■ What to produce
Send back the records in full, character for character.

-*-

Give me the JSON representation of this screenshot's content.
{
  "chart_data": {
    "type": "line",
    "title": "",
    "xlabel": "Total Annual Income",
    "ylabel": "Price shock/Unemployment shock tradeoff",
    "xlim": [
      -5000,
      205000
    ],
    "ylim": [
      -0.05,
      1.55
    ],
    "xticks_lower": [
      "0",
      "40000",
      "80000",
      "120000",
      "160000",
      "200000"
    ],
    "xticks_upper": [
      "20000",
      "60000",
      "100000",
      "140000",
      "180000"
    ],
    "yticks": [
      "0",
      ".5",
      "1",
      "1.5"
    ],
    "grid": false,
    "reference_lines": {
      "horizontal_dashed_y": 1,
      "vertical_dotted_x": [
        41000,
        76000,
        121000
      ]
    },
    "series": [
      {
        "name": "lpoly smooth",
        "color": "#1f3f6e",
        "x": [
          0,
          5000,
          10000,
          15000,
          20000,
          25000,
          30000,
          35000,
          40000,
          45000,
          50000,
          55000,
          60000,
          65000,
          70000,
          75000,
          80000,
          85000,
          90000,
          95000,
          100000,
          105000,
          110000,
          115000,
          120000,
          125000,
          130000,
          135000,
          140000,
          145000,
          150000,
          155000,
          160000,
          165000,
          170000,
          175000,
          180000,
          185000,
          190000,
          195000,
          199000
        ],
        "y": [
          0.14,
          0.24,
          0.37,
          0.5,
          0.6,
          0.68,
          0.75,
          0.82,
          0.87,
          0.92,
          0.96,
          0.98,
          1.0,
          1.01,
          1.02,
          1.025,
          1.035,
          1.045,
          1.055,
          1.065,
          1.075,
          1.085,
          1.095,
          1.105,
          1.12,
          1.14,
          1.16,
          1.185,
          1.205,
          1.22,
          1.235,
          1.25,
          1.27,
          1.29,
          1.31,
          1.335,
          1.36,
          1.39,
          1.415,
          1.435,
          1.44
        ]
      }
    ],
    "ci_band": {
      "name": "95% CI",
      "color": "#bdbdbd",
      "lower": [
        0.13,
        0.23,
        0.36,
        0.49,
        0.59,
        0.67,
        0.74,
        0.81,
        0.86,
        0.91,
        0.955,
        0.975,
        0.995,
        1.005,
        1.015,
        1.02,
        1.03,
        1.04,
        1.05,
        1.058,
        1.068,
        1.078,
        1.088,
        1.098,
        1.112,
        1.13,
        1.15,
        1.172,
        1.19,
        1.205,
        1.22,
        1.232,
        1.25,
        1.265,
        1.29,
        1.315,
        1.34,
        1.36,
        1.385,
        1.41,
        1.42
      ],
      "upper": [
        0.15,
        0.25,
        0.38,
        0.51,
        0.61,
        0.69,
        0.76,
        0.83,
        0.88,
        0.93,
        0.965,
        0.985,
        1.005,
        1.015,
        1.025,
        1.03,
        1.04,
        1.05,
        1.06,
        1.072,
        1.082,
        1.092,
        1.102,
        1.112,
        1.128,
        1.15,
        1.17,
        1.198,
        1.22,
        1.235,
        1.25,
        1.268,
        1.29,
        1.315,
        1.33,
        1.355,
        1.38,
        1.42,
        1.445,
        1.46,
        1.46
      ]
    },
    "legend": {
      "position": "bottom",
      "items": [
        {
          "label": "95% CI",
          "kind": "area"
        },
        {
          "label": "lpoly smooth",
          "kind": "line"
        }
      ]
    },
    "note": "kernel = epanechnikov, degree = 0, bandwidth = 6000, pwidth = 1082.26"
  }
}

-*-

■ The reply
Give me the JSON representation of this screenshot's content.
{
  "chart_data": {
    "type": "line",
    "title": "",
    "xlabel": "Total Annual Income",
    "ylabel": "Price shock/Unemployment shock tradeoff",
    "xlim": [
      -5000,
      205000
    ],
    "ylim": [
      -0.05,
      1.55
    ],
    "xticks_lower": [
      "0",
      "40000",
      "80000",
      "120000",
      "160000",
      "200000"
    ],
    "xticks_upper": [
      "20000",
      "60000",
      "100000",
      "140000",
      "180000"
    ],
    "yticks": [
      "0",
      ".5",
      "1",
      "1.5"
    ],
    "grid": false,
    "reference_lines": {
      "horizontal_dashed_y": 1,
      "vertical_dotted_x": [
        41000,
        76000,
        121000
      ]
    },
    "series": [
      {
        "name": "lpoly smooth",
        "color": "#1f3f6e",
        "x": [
          0,
          5000,
          10000,
          15000,
          20000,
          25000,
          30000,
          35000,
          40000,
          45000,
          50000,
          55000,
          60000,
          65000,
          70000,
          75000,
          80000,
          85000,
          90000,
          95000,
          100000,
          105000,
          110000,
          115000,
          120000,
          125000,
          130000,
          135000,
          140000,
          145000,
          150000,
          155000,
          160000,
          165000,
          170000,
          175000,
          180000,
          185000,
          190000,
          195000,
          199000
        ],
        "y": [
          0.14,
          0.24,
          0.37,
          0.5,
          0.6,
          0.68,
          0.75,
          0.82,
          0.87,
          0.92,
          0.96,
          0.98,
          1.0,
          1.01,
          1.02,
          1.025,
          1.035,
          1.045,
          1.055,
          1.065,
          1.075,
          1.085,
          1.095,
          1.105,
          1.12,
          1.14,
          1.16,
          1.185,
          1.205,
          1.22,
          1.235,
          1.25,
          1.27,
          1.29,
          1.31,
          1.335,
          1.36,
          1.39,
          1.415,
          1.435,
          1.44
        ]
      }
    ],
    "ci_band": {
      "name": "95% CI",
      "color": "#bdbdbd",
      "lower": [
        0.13,
        0.23,
        0.36,
        0.49,
        0.59,
        0.67,
        0.74,
        0.81,
        0.86,
        0.91,
        0.955,
        0.975,
        0.995,
        1.005,
        1.015,
        1.02,
        1.03,
        1.04,
        1.05,
        1.058,
        1.068,
        1.078,
        1.088,
        1.098,
        1.112,
        1.13,
        1.15,
        1.172,
        1.19,
        1.205,
        1.22,
        1.232,
        1.25,
        1.265,
        1.29,
        1.315,
        1.34,
        1.36,
        1.385,
        1.41,
        1.42
      ],
      "upper": [
        0.15,
        0.25,
        0.38,
        0.51,
        0.61,
        0.69,
        0.76,
        0.83,
        0.88,
        0.93,
        0.965,
        0.985,
        1.005,
        1.015,
        1.025,
        1.03,
        1.04,
        1.05,
        1.06,
        1.072,
        1.082,
        1.092,
        1.102,
        1.112,
        1.128,
        1.15,
        1.17,
        1.198,
        1.22,
        1.235,
        1.25,
        1.268,
        1.29,
        1.315,
        1.33,
        1.355,
        1.38,
        1.42,
        1.445,
        1.46,
        1.46
      ]
    },
    "legend": {
      "position": "bottom",
      "items": [
        {
          "label": "95% CI",
          "kind": "area"
        },
        {
          "label": "lpoly smooth",
          "kind": "line"
        }
      ]
    },
    "note": "kernel = epanechnikov, degree = 0, bandwidth = 6000, pwidth = 1082.26"
  }
}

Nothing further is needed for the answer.